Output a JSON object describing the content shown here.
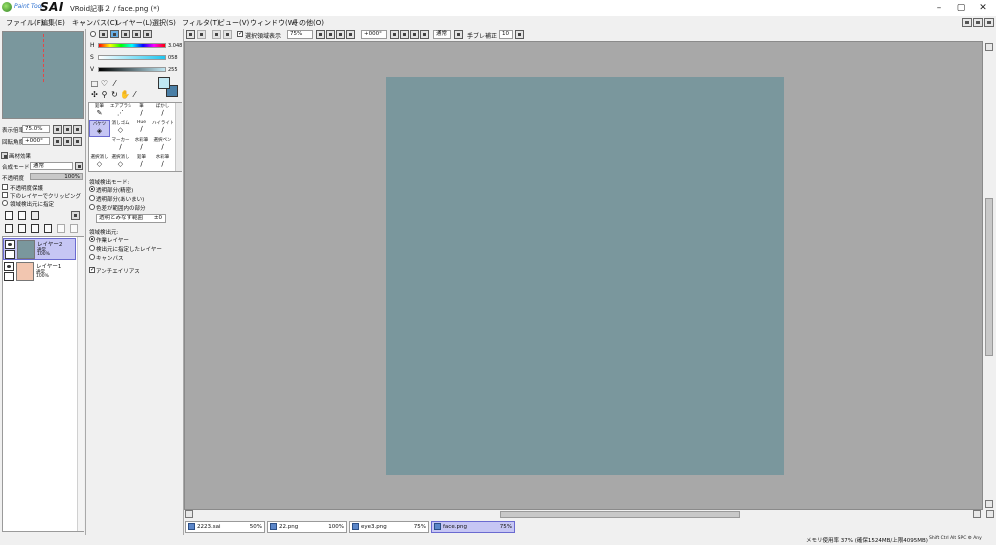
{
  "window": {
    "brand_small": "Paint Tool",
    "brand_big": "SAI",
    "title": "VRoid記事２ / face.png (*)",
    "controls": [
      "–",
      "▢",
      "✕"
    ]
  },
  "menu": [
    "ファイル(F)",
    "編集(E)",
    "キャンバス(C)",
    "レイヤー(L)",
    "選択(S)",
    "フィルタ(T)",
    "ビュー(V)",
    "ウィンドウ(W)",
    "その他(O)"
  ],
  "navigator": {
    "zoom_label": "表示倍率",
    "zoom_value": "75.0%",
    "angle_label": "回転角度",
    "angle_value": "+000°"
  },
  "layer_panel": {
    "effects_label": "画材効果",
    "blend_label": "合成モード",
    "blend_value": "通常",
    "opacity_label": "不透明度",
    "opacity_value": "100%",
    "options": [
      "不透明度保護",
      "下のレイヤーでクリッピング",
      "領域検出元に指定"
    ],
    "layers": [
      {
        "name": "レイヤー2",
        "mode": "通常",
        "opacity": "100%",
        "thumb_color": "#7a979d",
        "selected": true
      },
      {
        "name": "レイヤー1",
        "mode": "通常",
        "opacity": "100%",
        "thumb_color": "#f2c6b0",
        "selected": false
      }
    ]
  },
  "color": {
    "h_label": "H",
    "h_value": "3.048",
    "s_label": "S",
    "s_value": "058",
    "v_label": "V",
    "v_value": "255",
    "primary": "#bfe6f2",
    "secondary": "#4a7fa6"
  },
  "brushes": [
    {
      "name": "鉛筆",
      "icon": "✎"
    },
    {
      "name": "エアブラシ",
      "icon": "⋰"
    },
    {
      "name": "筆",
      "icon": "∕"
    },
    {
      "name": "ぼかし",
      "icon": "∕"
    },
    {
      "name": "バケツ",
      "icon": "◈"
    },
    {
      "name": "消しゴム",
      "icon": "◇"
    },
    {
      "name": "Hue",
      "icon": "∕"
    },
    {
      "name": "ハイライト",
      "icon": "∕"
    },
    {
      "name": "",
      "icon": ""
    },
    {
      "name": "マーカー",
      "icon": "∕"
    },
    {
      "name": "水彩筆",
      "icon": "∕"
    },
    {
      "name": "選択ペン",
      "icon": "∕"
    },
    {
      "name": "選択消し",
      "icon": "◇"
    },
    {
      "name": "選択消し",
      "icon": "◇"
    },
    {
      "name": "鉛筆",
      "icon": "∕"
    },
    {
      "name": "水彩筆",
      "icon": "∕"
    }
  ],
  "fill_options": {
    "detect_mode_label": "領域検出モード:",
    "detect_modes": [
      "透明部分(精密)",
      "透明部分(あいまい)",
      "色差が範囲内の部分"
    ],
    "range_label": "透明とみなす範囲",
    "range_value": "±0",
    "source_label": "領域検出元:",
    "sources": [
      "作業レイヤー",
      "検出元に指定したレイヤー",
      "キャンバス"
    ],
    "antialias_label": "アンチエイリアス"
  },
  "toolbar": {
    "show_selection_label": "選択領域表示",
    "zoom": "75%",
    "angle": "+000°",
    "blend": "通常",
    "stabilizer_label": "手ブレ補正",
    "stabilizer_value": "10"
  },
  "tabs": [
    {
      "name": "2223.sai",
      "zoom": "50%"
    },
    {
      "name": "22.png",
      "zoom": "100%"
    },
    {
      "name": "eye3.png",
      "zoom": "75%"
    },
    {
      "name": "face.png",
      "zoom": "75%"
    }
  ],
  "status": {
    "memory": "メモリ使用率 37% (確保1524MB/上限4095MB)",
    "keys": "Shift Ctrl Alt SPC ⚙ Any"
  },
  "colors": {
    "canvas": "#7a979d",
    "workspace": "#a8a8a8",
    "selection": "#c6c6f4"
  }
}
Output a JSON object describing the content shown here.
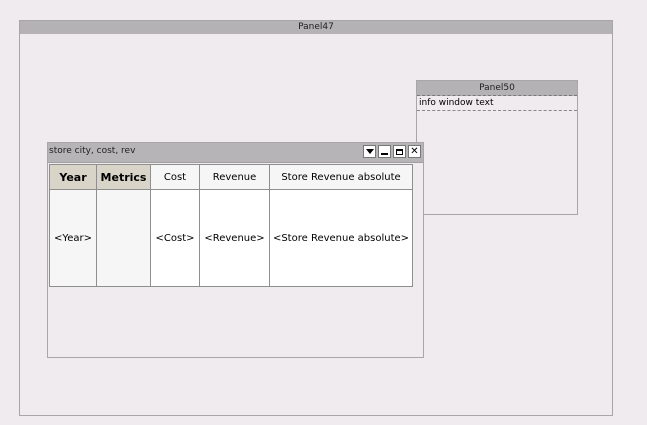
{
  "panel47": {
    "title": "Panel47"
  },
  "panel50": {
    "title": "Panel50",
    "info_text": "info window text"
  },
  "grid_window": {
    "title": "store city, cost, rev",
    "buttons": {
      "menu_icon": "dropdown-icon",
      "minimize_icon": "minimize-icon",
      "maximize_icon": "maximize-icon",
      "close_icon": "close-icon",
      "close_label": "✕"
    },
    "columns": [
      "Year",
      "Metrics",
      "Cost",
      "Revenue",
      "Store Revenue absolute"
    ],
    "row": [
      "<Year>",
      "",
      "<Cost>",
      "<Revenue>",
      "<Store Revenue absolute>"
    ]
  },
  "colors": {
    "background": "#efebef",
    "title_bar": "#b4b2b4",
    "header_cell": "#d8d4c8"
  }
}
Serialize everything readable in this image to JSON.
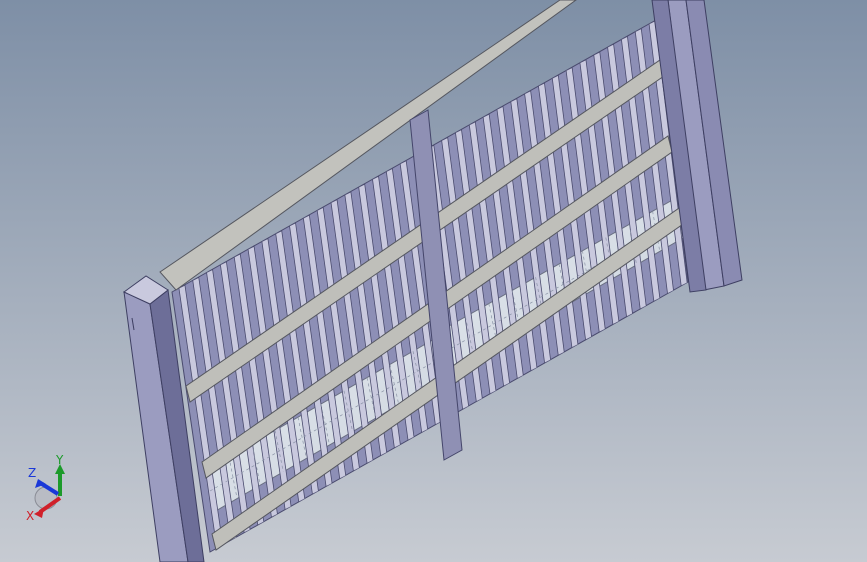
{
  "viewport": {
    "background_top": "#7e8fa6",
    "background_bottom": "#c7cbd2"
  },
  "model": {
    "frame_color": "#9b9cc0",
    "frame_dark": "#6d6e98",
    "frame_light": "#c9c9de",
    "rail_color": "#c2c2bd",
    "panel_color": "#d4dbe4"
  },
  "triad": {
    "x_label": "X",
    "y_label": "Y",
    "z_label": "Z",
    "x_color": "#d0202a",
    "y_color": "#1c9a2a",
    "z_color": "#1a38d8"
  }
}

> _TASK TO COMPLETE_:
The data above should be repeated exactly, minus any pictures.

> _TASK RESULT_:
Output a JSON object describing the content shown here.
{
  "window": {
    "brand_small": "Paint Tool",
    "brand_big": "SAI",
    "title": "VRoid記事２ / face.png (*)",
    "controls": [
      "–",
      "▢",
      "✕"
    ]
  },
  "menu": [
    "ファイル(F)",
    "編集(E)",
    "キャンバス(C)",
    "レイヤー(L)",
    "選択(S)",
    "フィルタ(T)",
    "ビュー(V)",
    "ウィンドウ(W)",
    "その他(O)"
  ],
  "navigator": {
    "zoom_label": "表示倍率",
    "zoom_value": "75.0%",
    "angle_label": "回転角度",
    "angle_value": "+000°"
  },
  "layer_panel": {
    "effects_label": "画材効果",
    "blend_label": "合成モード",
    "blend_value": "通常",
    "opacity_label": "不透明度",
    "opacity_value": "100%",
    "options": [
      "不透明度保護",
      "下のレイヤーでクリッピング",
      "領域検出元に指定"
    ],
    "layers": [
      {
        "name": "レイヤー2",
        "mode": "通常",
        "opacity": "100%",
        "thumb_color": "#7a979d",
        "selected": true
      },
      {
        "name": "レイヤー1",
        "mode": "通常",
        "opacity": "100%",
        "thumb_color": "#f2c6b0",
        "selected": false
      }
    ]
  },
  "color": {
    "h_label": "H",
    "h_value": "3.048",
    "s_label": "S",
    "s_value": "058",
    "v_label": "V",
    "v_value": "255",
    "primary": "#bfe6f2",
    "secondary": "#4a7fa6"
  },
  "brushes": [
    {
      "name": "鉛筆",
      "icon": "✎"
    },
    {
      "name": "エアブラシ",
      "icon": "⋰"
    },
    {
      "name": "筆",
      "icon": "∕"
    },
    {
      "name": "ぼかし",
      "icon": "∕"
    },
    {
      "name": "バケツ",
      "icon": "◈"
    },
    {
      "name": "消しゴム",
      "icon": "◇"
    },
    {
      "name": "Hue",
      "icon": "∕"
    },
    {
      "name": "ハイライト",
      "icon": "∕"
    },
    {
      "name": "",
      "icon": ""
    },
    {
      "name": "マーカー",
      "icon": "∕"
    },
    {
      "name": "水彩筆",
      "icon": "∕"
    },
    {
      "name": "選択ペン",
      "icon": "∕"
    },
    {
      "name": "選択消し",
      "icon": "◇"
    },
    {
      "name": "選択消し",
      "icon": "◇"
    },
    {
      "name": "鉛筆",
      "icon": "∕"
    },
    {
      "name": "水彩筆",
      "icon": "∕"
    }
  ],
  "fill_options": {
    "detect_mode_label": "領域検出モード:",
    "detect_modes": [
      "透明部分(精密)",
      "透明部分(あいまい)",
      "色差が範囲内の部分"
    ],
    "range_label": "透明とみなす範囲",
    "range_value": "±0",
    "source_label": "領域検出元:",
    "sources": [
      "作業レイヤー",
      "検出元に指定したレイヤー",
      "キャンバス"
    ],
    "antialias_label": "アンチエイリアス"
  },
  "toolbar": {
    "show_selection_label": "選択領域表示",
    "zoom": "75%",
    "angle": "+000°",
    "blend": "通常",
    "stabilizer_label": "手ブレ補正",
    "stabilizer_value": "10"
  },
  "tabs": [
    {
      "name": "2223.sai",
      "zoom": "50%"
    },
    {
      "name": "22.png",
      "zoom": "100%"
    },
    {
      "name": "eye3.png",
      "zoom": "75%"
    },
    {
      "name": "face.png",
      "zoom": "75%"
    }
  ],
  "status": {
    "memory": "メモリ使用率 37% (確保1524MB/上限4095MB)",
    "keys": "Shift Ctrl Alt SPC ⚙ Any"
  },
  "colors": {
    "canvas": "#7a979d",
    "workspace": "#a8a8a8",
    "selection": "#c6c6f4"
  }
}
Output a JSON object describing the content shown here.
{
  "panel47": {
    "title": "Panel47"
  },
  "panel50": {
    "title": "Panel50",
    "info_text": "info window text"
  },
  "grid_window": {
    "title": "store city, cost, rev",
    "buttons": {
      "menu_icon": "dropdown-icon",
      "minimize_icon": "minimize-icon",
      "maximize_icon": "maximize-icon",
      "close_icon": "close-icon",
      "close_label": "✕"
    },
    "columns": [
      "Year",
      "Metrics",
      "Cost",
      "Revenue",
      "Store Revenue absolute"
    ],
    "row": [
      "<Year>",
      "",
      "<Cost>",
      "<Revenue>",
      "<Store Revenue absolute>"
    ]
  },
  "colors": {
    "background": "#efebef",
    "title_bar": "#b4b2b4",
    "header_cell": "#d8d4c8"
  }
}
Serialize everything readable in this image to JSON.
{
  "viewport": {
    "background_top": "#7e8fa6",
    "background_bottom": "#c7cbd2"
  },
  "model": {
    "frame_color": "#9b9cc0",
    "frame_dark": "#6d6e98",
    "frame_light": "#c9c9de",
    "rail_color": "#c2c2bd",
    "panel_color": "#d4dbe4"
  },
  "triad": {
    "x_label": "X",
    "y_label": "Y",
    "z_label": "Z",
    "x_color": "#d0202a",
    "y_color": "#1c9a2a",
    "z_color": "#1a38d8"
  }
}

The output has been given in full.